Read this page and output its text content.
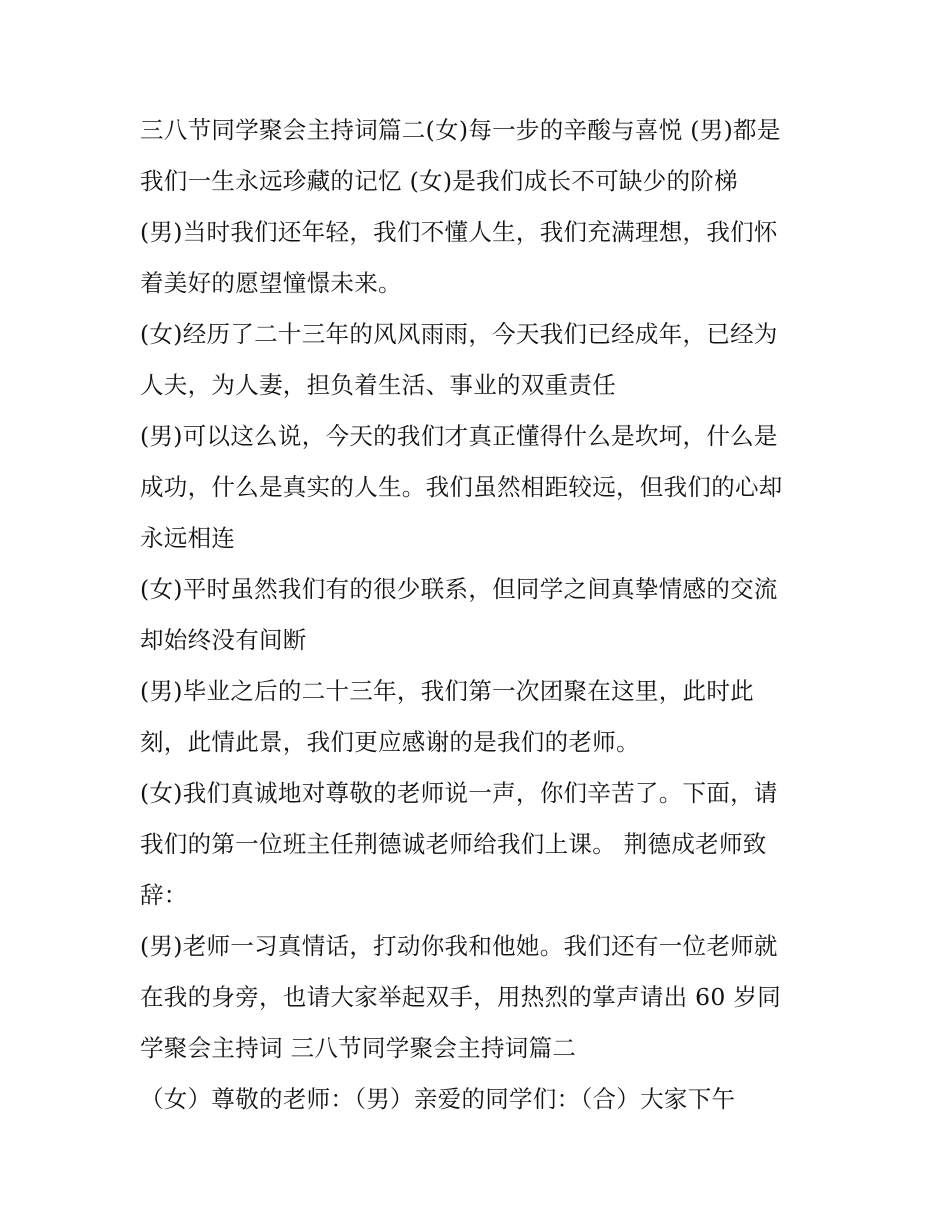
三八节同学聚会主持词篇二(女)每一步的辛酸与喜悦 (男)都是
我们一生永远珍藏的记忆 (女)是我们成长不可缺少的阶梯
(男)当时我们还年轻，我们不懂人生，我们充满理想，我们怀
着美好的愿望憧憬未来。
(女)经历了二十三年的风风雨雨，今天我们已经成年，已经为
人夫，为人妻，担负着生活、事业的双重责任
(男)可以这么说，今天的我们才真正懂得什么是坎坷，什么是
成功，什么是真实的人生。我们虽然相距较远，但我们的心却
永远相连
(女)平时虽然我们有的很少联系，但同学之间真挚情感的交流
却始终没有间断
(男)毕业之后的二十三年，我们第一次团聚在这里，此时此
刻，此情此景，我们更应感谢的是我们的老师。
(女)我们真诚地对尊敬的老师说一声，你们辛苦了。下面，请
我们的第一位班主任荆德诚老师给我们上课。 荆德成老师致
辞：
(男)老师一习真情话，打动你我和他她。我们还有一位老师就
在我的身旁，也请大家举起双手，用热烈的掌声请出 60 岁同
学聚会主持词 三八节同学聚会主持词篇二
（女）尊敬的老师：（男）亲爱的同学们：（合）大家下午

--

## Work to complete
Images do not belong in the copy; reproduce all other parts of the records above verbatim.

## Correct result
Read this page and output its text content.
三八节同学聚会主持词篇二(女)每一步的辛酸与喜悦 (男)都是
我们一生永远珍藏的记忆 (女)是我们成长不可缺少的阶梯
(男)当时我们还年轻，我们不懂人生，我们充满理想，我们怀
着美好的愿望憧憬未来。
(女)经历了二十三年的风风雨雨，今天我们已经成年，已经为
人夫，为人妻，担负着生活、事业的双重责任
(男)可以这么说，今天的我们才真正懂得什么是坎坷，什么是
成功，什么是真实的人生。我们虽然相距较远，但我们的心却
永远相连
(女)平时虽然我们有的很少联系，但同学之间真挚情感的交流
却始终没有间断
(男)毕业之后的二十三年，我们第一次团聚在这里，此时此
刻，此情此景，我们更应感谢的是我们的老师。
(女)我们真诚地对尊敬的老师说一声，你们辛苦了。下面，请
我们的第一位班主任荆德诚老师给我们上课。 荆德成老师致
辞：
(男)老师一习真情话，打动你我和他她。我们还有一位老师就
在我的身旁，也请大家举起双手，用热烈的掌声请出 60 岁同
学聚会主持词 三八节同学聚会主持词篇二
（女）尊敬的老师：（男）亲爱的同学们：（合）大家下午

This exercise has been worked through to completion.